[Records that describe figures]
┌────────

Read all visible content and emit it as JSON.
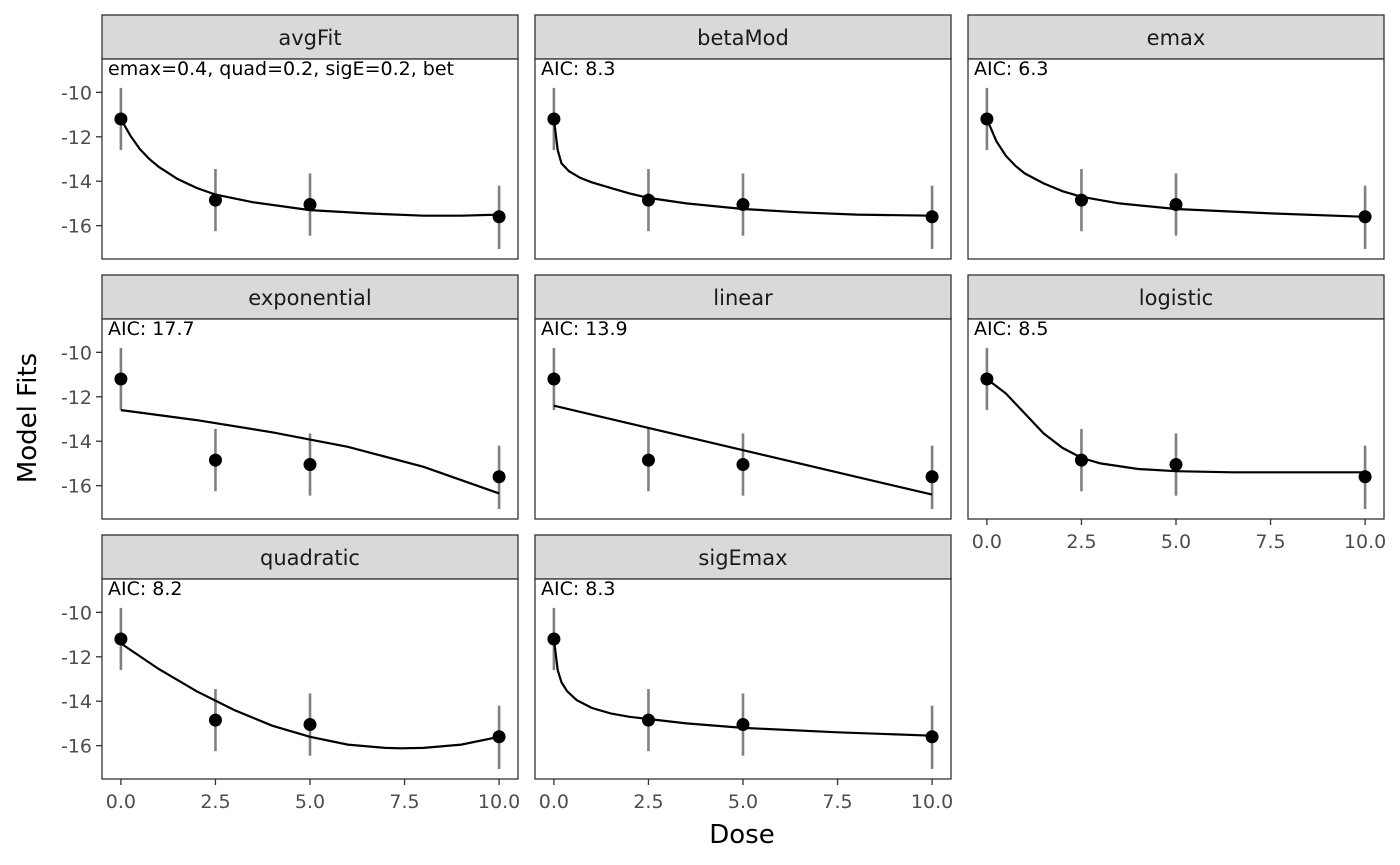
{
  "chart_data": {
    "type": "line",
    "xlabel": "Dose",
    "ylabel": "Model Fits",
    "xlim": [
      -0.5,
      10.5
    ],
    "ylim": [
      -17.5,
      -8.5
    ],
    "x_ticks": [
      0.0,
      2.5,
      5.0,
      7.5,
      10.0
    ],
    "x_tick_labels": [
      "0.0",
      "2.5",
      "5.0",
      "7.5",
      "10.0"
    ],
    "y_ticks": [
      -10,
      -12,
      -14,
      -16
    ],
    "y_tick_labels": [
      "-10",
      "-12",
      "-14",
      "-16"
    ],
    "observed": {
      "dose": [
        0,
        2.5,
        5,
        10
      ],
      "mean": [
        -11.2,
        -14.85,
        -15.05,
        -15.6
      ],
      "lower": [
        -12.6,
        -16.25,
        -16.45,
        -17.05
      ],
      "upper": [
        -9.8,
        -13.45,
        -13.65,
        -14.2
      ]
    },
    "panels": [
      {
        "name": "avgFit",
        "annotation": "emax=0.4, quad=0.2, sigE=0.2, bet",
        "x_axis_labels": false,
        "curve": [
          [
            0,
            -11.2
          ],
          [
            0.1,
            -11.5
          ],
          [
            0.25,
            -11.95
          ],
          [
            0.5,
            -12.55
          ],
          [
            0.75,
            -13.0
          ],
          [
            1.0,
            -13.35
          ],
          [
            1.5,
            -13.9
          ],
          [
            2.0,
            -14.3
          ],
          [
            2.5,
            -14.6
          ],
          [
            3.5,
            -14.95
          ],
          [
            5.0,
            -15.3
          ],
          [
            6.5,
            -15.45
          ],
          [
            8.0,
            -15.55
          ],
          [
            9.0,
            -15.55
          ],
          [
            10.0,
            -15.5
          ]
        ]
      },
      {
        "name": "betaMod",
        "annotation": "AIC: 8.3",
        "x_axis_labels": false,
        "curve": [
          [
            0,
            -11.2
          ],
          [
            0.1,
            -12.6
          ],
          [
            0.2,
            -13.2
          ],
          [
            0.4,
            -13.55
          ],
          [
            0.7,
            -13.85
          ],
          [
            1.0,
            -14.05
          ],
          [
            1.5,
            -14.3
          ],
          [
            2.0,
            -14.55
          ],
          [
            2.5,
            -14.75
          ],
          [
            3.5,
            -15.0
          ],
          [
            5.0,
            -15.25
          ],
          [
            6.5,
            -15.4
          ],
          [
            8.0,
            -15.5
          ],
          [
            10.0,
            -15.55
          ]
        ]
      },
      {
        "name": "emax",
        "annotation": "AIC: 6.3",
        "x_axis_labels": false,
        "curve": [
          [
            0,
            -11.2
          ],
          [
            0.1,
            -11.6
          ],
          [
            0.25,
            -12.2
          ],
          [
            0.5,
            -12.85
          ],
          [
            0.75,
            -13.3
          ],
          [
            1.0,
            -13.65
          ],
          [
            1.5,
            -14.1
          ],
          [
            2.0,
            -14.45
          ],
          [
            2.5,
            -14.7
          ],
          [
            3.5,
            -15.0
          ],
          [
            5.0,
            -15.25
          ],
          [
            7.5,
            -15.45
          ],
          [
            10.0,
            -15.6
          ]
        ]
      },
      {
        "name": "exponential",
        "annotation": "AIC: 17.7",
        "x_axis_labels": false,
        "curve": [
          [
            0,
            -12.6
          ],
          [
            2.0,
            -13.05
          ],
          [
            4.0,
            -13.6
          ],
          [
            6.0,
            -14.25
          ],
          [
            8.0,
            -15.15
          ],
          [
            10.0,
            -16.35
          ]
        ]
      },
      {
        "name": "linear",
        "annotation": "AIC: 13.9",
        "x_axis_labels": false,
        "curve": [
          [
            0,
            -12.4
          ],
          [
            10.0,
            -16.4
          ]
        ]
      },
      {
        "name": "logistic",
        "annotation": "AIC: 8.5",
        "x_axis_labels": true,
        "curve": [
          [
            0,
            -11.2
          ],
          [
            0.5,
            -11.85
          ],
          [
            1.0,
            -12.75
          ],
          [
            1.5,
            -13.65
          ],
          [
            2.0,
            -14.3
          ],
          [
            2.5,
            -14.75
          ],
          [
            3.0,
            -15.0
          ],
          [
            4.0,
            -15.25
          ],
          [
            5.0,
            -15.35
          ],
          [
            6.5,
            -15.4
          ],
          [
            8.0,
            -15.4
          ],
          [
            10.0,
            -15.4
          ]
        ]
      },
      {
        "name": "quadratic",
        "annotation": "AIC: 8.2",
        "x_axis_labels": true,
        "curve": [
          [
            0,
            -11.4
          ],
          [
            1.0,
            -12.55
          ],
          [
            2.0,
            -13.55
          ],
          [
            3.0,
            -14.4
          ],
          [
            4.0,
            -15.1
          ],
          [
            5.0,
            -15.6
          ],
          [
            6.0,
            -15.95
          ],
          [
            7.0,
            -16.1
          ],
          [
            7.4,
            -16.12
          ],
          [
            8.0,
            -16.1
          ],
          [
            9.0,
            -15.95
          ],
          [
            10.0,
            -15.6
          ]
        ]
      },
      {
        "name": "sigEmax",
        "annotation": "AIC: 8.3",
        "x_axis_labels": true,
        "curve": [
          [
            0,
            -11.2
          ],
          [
            0.1,
            -12.6
          ],
          [
            0.2,
            -13.15
          ],
          [
            0.35,
            -13.55
          ],
          [
            0.6,
            -13.95
          ],
          [
            1.0,
            -14.3
          ],
          [
            1.5,
            -14.55
          ],
          [
            2.0,
            -14.7
          ],
          [
            2.5,
            -14.8
          ],
          [
            3.5,
            -15.0
          ],
          [
            5.0,
            -15.2
          ],
          [
            7.5,
            -15.4
          ],
          [
            10.0,
            -15.55
          ]
        ]
      }
    ]
  }
}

└────────

● **GOAL**
Of the lines above, how many hold the word "name"? Say the number alone.

● **RESPONSE FOR THIS EXERCISE**
8